** START Records for this task **

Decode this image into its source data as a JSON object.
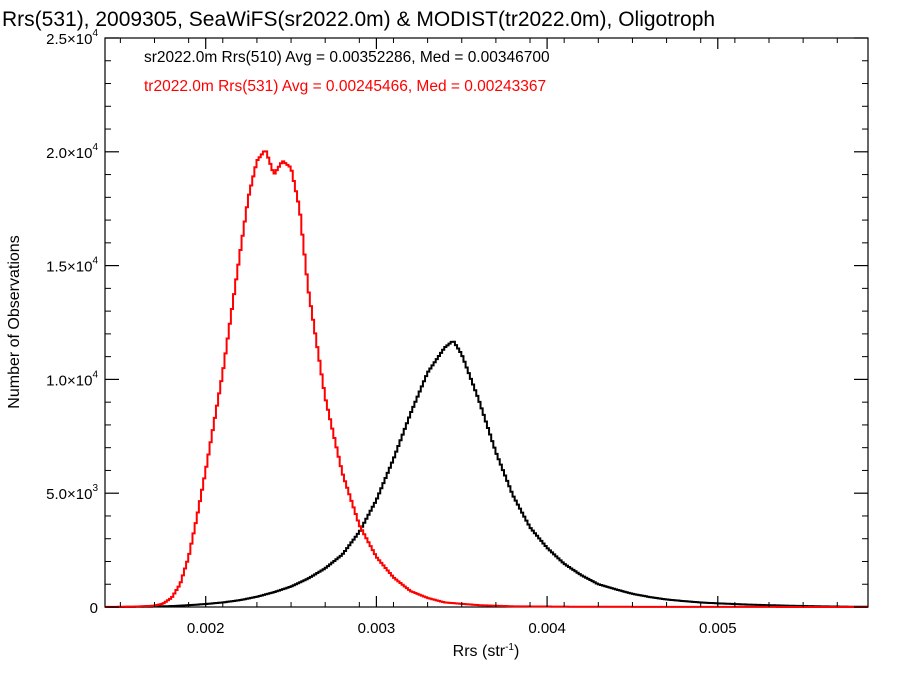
{
  "chart_data": {
    "type": "line",
    "title": "Rrs(531), 2009305, SeaWiFS(sr2022.0m) & MODIST(tr2022.0m), Oligotroph",
    "xlabel": "Rrs (str",
    "xlabel_sup": "-1",
    "xlabel_tail": ")",
    "ylabel": "Number of Observations",
    "xlim": [
      0.00141,
      0.00588
    ],
    "ylim": [
      0,
      25000
    ],
    "x_ticks": [
      {
        "value": 0.002,
        "label": "0.002"
      },
      {
        "value": 0.003,
        "label": "0.003"
      },
      {
        "value": 0.004,
        "label": "0.004"
      },
      {
        "value": 0.005,
        "label": "0.005"
      }
    ],
    "y_ticks": [
      {
        "value": 0,
        "mant": "0",
        "exp": ""
      },
      {
        "value": 5000,
        "mant": "5.0×10",
        "exp": "3"
      },
      {
        "value": 10000,
        "mant": "1.0×10",
        "exp": "4"
      },
      {
        "value": 15000,
        "mant": "1.5×10",
        "exp": "4"
      },
      {
        "value": 20000,
        "mant": "2.0×10",
        "exp": "4"
      },
      {
        "value": 25000,
        "mant": "2.5×10",
        "exp": "4"
      }
    ],
    "grid": false,
    "legend_position": "top-left",
    "annotations": [
      {
        "text": "sr2022.0m Rrs(510) Avg = 0.00352286, Med = 0.00346700",
        "color": "#000000"
      },
      {
        "text": "tr2022.0m Rrs(531) Avg = 0.00245466, Med = 0.00243367",
        "color": "#ff0000"
      }
    ],
    "series": [
      {
        "color": "#000000",
        "x": [
          0.0015,
          0.0017,
          0.0018,
          0.0019,
          0.002,
          0.0021,
          0.0022,
          0.0023,
          0.0024,
          0.0025,
          0.0026,
          0.0027,
          0.0028,
          0.0029,
          0.003,
          0.0031,
          0.0032,
          0.0033,
          0.0034,
          0.00345,
          0.0035,
          0.0036,
          0.0037,
          0.0038,
          0.0039,
          0.004,
          0.0041,
          0.0042,
          0.0043,
          0.0044,
          0.0045,
          0.0046,
          0.0047,
          0.0048,
          0.0049,
          0.005,
          0.0052,
          0.0054,
          0.0056,
          0.0058
        ],
        "y": [
          0,
          20,
          40,
          80,
          130,
          200,
          300,
          450,
          650,
          900,
          1250,
          1700,
          2300,
          3300,
          4700,
          6500,
          8500,
          10300,
          11400,
          11700,
          11100,
          9100,
          6800,
          4900,
          3500,
          2600,
          1900,
          1400,
          1000,
          780,
          580,
          440,
          330,
          260,
          200,
          160,
          100,
          60,
          30,
          10
        ]
      },
      {
        "color": "#ff0000",
        "x": [
          0.0014,
          0.0016,
          0.0017,
          0.00175,
          0.0018,
          0.00185,
          0.0019,
          0.00195,
          0.002,
          0.0021,
          0.0022,
          0.00225,
          0.0023,
          0.00235,
          0.0024,
          0.00245,
          0.0025,
          0.00255,
          0.0026,
          0.0027,
          0.0028,
          0.0029,
          0.003,
          0.0031,
          0.0032,
          0.0033,
          0.0034,
          0.0036,
          0.0038,
          0.0042,
          0.0058
        ],
        "y": [
          0,
          20,
          60,
          150,
          400,
          1000,
          2200,
          4000,
          6000,
          10300,
          15500,
          18000,
          19600,
          20100,
          19000,
          19600,
          19300,
          17500,
          14000,
          9200,
          5900,
          3600,
          2200,
          1300,
          700,
          400,
          200,
          80,
          30,
          10,
          0
        ]
      }
    ]
  }
}
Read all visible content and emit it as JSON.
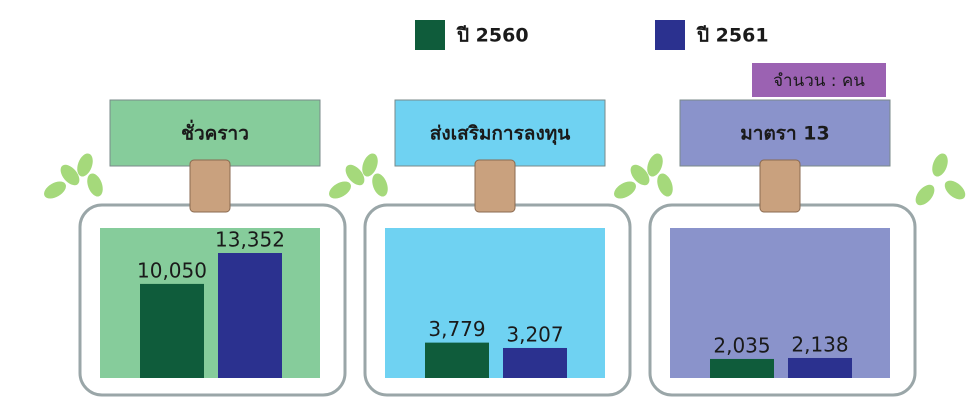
{
  "chart_data": {
    "type": "bar",
    "categories": [
      "ชั่วคราว",
      "ส่งเสริมการลงทุน",
      "มาตรา 13"
    ],
    "series": [
      {
        "name": "ปี 2560",
        "color": "#0f5c3b",
        "values": [
          10050,
          3779,
          2035
        ],
        "value_labels": [
          "10,050",
          "3,779",
          "2,035"
        ]
      },
      {
        "name": "ปี 2561",
        "color": "#2b318f",
        "values": [
          13352,
          3207,
          2138
        ],
        "value_labels": [
          "13,352",
          "3,207",
          "2,138"
        ]
      }
    ],
    "unit_label": "จำนวน : คน",
    "panel_colors": [
      "#86cc9b",
      "#6fd2f2",
      "#8a93cb"
    ]
  }
}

** END Records for this task **

Pull out every line in the material above where "JSON" occurs.

§ **Task answer**:
Decode this image into its source data as a JSON object.
Read all visible content and emit it as JSON.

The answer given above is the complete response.